**STATED TASK:** Read the records and gather each line that includes "考试时间".

**RECORDS FOR THIS EXERCISE:**
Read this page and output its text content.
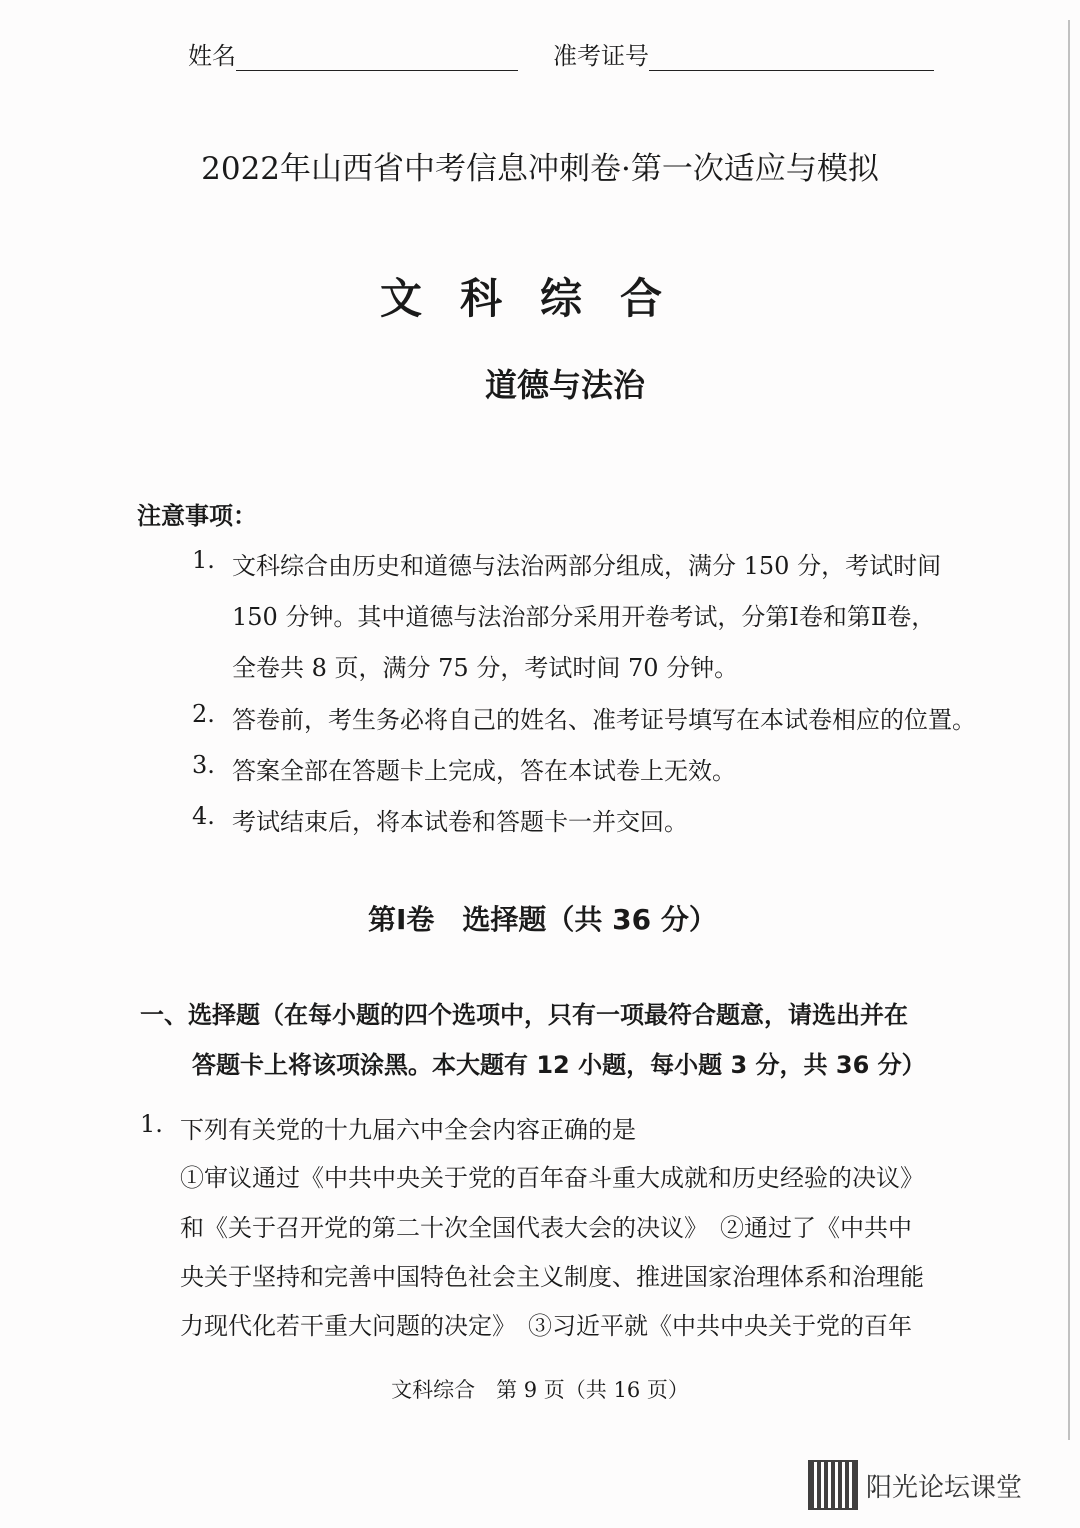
姓名	准考证号
2022年山西省中考信息冲刺卷·第一次适应与模拟
文科综合
道德与法治
注意事项：
1. 文科综合由历史和道德与法治两部分组成，满分 150 分，考试时间
150 分钟。其中道德与法治部分采用开卷考试，分第Ⅰ卷和第Ⅱ卷，
全卷共 8 页，满分 75 分，考试时间 70 分钟。
2. 答卷前，考生务必将自己的姓名、准考证号填写在本试卷相应的位置。
3. 答案全部在答题卡上完成，答在本试卷上无效。
4. 考试结束后，将本试卷和答题卡一并交回。
第Ⅰ卷　选择题（共 36 分）
一、选择题 （在每小题的四个选项中，只有一项最符合题意，请选出并在
答题卡上将该项涂黑。本大题有 12 小题，每小题 3 分，共 36 分）
1. 下列有关党的十九届六中全会内容正确的是
①审议通过《中共中央关于党的百年奋斗重大成就和历史经验的决议》
和《关于召开党的第二十次全国代表大会的决议》　②通过了《中共中
央关于坚持和完善中国特色社会主义制度、推进国家治理体系和治理能
力现代化若干重大问题的决定》　③习近平就《中共中央关于党的百年
文科综合　第 9 页（共 16 页）
阳光论坛课堂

**SOLUTION:**
1. 文科综合由历史和道德与法治两部分组成，满分 150 分，考试时间
全卷共 8 页，满分 75 分，考试时间 70 分钟。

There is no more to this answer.